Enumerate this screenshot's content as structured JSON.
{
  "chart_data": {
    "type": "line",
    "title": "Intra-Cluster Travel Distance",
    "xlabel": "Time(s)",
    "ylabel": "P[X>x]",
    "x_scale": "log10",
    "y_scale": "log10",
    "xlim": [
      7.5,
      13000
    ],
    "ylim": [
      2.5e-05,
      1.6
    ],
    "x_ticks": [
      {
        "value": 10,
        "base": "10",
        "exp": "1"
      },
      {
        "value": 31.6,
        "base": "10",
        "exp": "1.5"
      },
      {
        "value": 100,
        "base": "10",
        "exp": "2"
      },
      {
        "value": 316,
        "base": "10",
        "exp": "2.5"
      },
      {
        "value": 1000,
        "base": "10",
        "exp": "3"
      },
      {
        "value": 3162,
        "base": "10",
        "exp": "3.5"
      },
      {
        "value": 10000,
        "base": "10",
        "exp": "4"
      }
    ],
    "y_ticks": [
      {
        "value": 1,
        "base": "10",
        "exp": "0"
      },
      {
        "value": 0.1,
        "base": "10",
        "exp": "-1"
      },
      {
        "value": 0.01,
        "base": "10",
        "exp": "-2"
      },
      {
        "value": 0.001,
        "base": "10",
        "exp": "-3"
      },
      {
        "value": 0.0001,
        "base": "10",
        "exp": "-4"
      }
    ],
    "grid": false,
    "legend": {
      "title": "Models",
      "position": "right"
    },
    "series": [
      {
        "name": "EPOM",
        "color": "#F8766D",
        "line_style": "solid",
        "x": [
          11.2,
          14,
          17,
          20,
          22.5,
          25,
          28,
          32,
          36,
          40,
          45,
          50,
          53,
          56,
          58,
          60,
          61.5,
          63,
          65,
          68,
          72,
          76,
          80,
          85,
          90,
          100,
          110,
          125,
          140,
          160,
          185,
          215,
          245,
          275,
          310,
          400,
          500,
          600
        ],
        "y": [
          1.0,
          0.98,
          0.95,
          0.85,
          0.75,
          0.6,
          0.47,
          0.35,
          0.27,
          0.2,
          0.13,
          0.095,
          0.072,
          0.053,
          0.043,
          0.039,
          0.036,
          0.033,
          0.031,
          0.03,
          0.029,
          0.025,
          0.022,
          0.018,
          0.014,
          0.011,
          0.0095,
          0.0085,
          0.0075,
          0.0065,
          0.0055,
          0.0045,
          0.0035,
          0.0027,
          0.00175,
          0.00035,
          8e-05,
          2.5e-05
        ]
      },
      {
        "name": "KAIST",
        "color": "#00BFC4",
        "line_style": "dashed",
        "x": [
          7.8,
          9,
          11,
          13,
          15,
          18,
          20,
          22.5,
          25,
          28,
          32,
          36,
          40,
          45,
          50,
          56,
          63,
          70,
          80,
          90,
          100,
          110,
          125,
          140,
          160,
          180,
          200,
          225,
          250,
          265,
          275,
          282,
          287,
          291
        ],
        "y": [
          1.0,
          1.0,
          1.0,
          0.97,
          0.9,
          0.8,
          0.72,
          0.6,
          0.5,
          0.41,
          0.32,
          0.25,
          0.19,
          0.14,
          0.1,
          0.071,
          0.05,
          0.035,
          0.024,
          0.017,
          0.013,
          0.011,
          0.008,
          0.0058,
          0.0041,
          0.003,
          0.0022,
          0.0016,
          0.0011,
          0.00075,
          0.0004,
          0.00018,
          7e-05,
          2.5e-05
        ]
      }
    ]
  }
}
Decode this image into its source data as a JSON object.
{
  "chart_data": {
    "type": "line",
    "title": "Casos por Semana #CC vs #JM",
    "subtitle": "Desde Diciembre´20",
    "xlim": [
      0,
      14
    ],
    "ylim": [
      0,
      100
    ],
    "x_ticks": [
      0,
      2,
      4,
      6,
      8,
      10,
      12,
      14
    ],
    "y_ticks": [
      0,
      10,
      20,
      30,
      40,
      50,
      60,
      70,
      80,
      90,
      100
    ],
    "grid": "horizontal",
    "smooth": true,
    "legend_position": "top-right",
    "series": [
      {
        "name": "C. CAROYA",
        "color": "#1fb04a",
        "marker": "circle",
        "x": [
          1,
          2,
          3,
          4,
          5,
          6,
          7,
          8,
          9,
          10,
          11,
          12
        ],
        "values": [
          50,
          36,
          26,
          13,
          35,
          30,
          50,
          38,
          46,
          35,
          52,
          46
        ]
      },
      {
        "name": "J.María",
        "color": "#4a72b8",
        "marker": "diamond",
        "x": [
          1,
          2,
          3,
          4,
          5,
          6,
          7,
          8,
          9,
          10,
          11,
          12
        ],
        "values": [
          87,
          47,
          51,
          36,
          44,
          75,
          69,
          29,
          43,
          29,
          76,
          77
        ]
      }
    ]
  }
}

◆ ◆ ◆ ◆ ◆ ◆ ◆

Copy every record above exactly as it appears.

Exercise answer
Enumerate this screenshot's content as structured JSON.
{
  "chart_data": {
    "type": "line",
    "title": "Intra-Cluster Travel Distance",
    "xlabel": "Time(s)",
    "ylabel": "P[X>x]",
    "x_scale": "log10",
    "y_scale": "log10",
    "xlim": [
      7.5,
      13000
    ],
    "ylim": [
      2.5e-05,
      1.6
    ],
    "x_ticks": [
      {
        "value": 10,
        "base": "10",
        "exp": "1"
      },
      {
        "value": 31.6,
        "base": "10",
        "exp": "1.5"
      },
      {
        "value": 100,
        "base": "10",
        "exp": "2"
      },
      {
        "value": 316,
        "base": "10",
        "exp": "2.5"
      },
      {
        "value": 1000,
        "base": "10",
        "exp": "3"
      },
      {
        "value": 3162,
        "base": "10",
        "exp": "3.5"
      },
      {
        "value": 10000,
        "base": "10",
        "exp": "4"
      }
    ],
    "y_ticks": [
      {
        "value": 1,
        "base": "10",
        "exp": "0"
      },
      {
        "value": 0.1,
        "base": "10",
        "exp": "-1"
      },
      {
        "value": 0.01,
        "base": "10",
        "exp": "-2"
      },
      {
        "value": 0.001,
        "base": "10",
        "exp": "-3"
      },
      {
        "value": 0.0001,
        "base": "10",
        "exp": "-4"
      }
    ],
    "grid": false,
    "legend": {
      "title": "Models",
      "position": "right"
    },
    "series": [
      {
        "name": "EPOM",
        "color": "#F8766D",
        "line_style": "solid",
        "x": [
          11.2,
          14,
          17,
          20,
          22.5,
          25,
          28,
          32,
          36,
          40,
          45,
          50,
          53,
          56,
          58,
          60,
          61.5,
          63,
          65,
          68,
          72,
          76,
          80,
          85,
          90,
          100,
          110,
          125,
          140,
          160,
          185,
          215,
          245,
          275,
          310,
          400,
          500,
          600
        ],
        "y": [
          1.0,
          0.98,
          0.95,
          0.85,
          0.75,
          0.6,
          0.47,
          0.35,
          0.27,
          0.2,
          0.13,
          0.095,
          0.072,
          0.053,
          0.043,
          0.039,
          0.036,
          0.033,
          0.031,
          0.03,
          0.029,
          0.025,
          0.022,
          0.018,
          0.014,
          0.011,
          0.0095,
          0.0085,
          0.0075,
          0.0065,
          0.0055,
          0.0045,
          0.0035,
          0.0027,
          0.00175,
          0.00035,
          8e-05,
          2.5e-05
        ]
      },
      {
        "name": "KAIST",
        "color": "#00BFC4",
        "line_style": "dashed",
        "x": [
          7.8,
          9,
          11,
          13,
          15,
          18,
          20,
          22.5,
          25,
          28,
          32,
          36,
          40,
          45,
          50,
          56,
          63,
          70,
          80,
          90,
          100,
          110,
          125,
          140,
          160,
          180,
          200,
          225,
          250,
          265,
          275,
          282,
          287,
          291
        ],
        "y": [
          1.0,
          1.0,
          1.0,
          0.97,
          0.9,
          0.8,
          0.72,
          0.6,
          0.5,
          0.41,
          0.32,
          0.25,
          0.19,
          0.14,
          0.1,
          0.071,
          0.05,
          0.035,
          0.024,
          0.017,
          0.013,
          0.011,
          0.008,
          0.0058,
          0.0041,
          0.003,
          0.0022,
          0.0016,
          0.0011,
          0.00075,
          0.0004,
          0.00018,
          7e-05,
          2.5e-05
        ]
      }
    ]
  }
}
Decode this image into its source data as a JSON object.
{
  "chart_data": {
    "type": "line",
    "title": "Casos por Semana #CC vs #JM",
    "subtitle": "Desde Diciembre´20",
    "xlim": [
      0,
      14
    ],
    "ylim": [
      0,
      100
    ],
    "x_ticks": [
      0,
      2,
      4,
      6,
      8,
      10,
      12,
      14
    ],
    "y_ticks": [
      0,
      10,
      20,
      30,
      40,
      50,
      60,
      70,
      80,
      90,
      100
    ],
    "grid": "horizontal",
    "smooth": true,
    "legend_position": "top-right",
    "series": [
      {
        "name": "C. CAROYA",
        "color": "#1fb04a",
        "marker": "circle",
        "x": [
          1,
          2,
          3,
          4,
          5,
          6,
          7,
          8,
          9,
          10,
          11,
          12
        ],
        "values": [
          50,
          36,
          26,
          13,
          35,
          30,
          50,
          38,
          46,
          35,
          52,
          46
        ]
      },
      {
        "name": "J.María",
        "color": "#4a72b8",
        "marker": "diamond",
        "x": [
          1,
          2,
          3,
          4,
          5,
          6,
          7,
          8,
          9,
          10,
          11,
          12
        ],
        "values": [
          87,
          47,
          51,
          36,
          44,
          75,
          69,
          29,
          43,
          29,
          76,
          77
        ]
      }
    ]
  }
}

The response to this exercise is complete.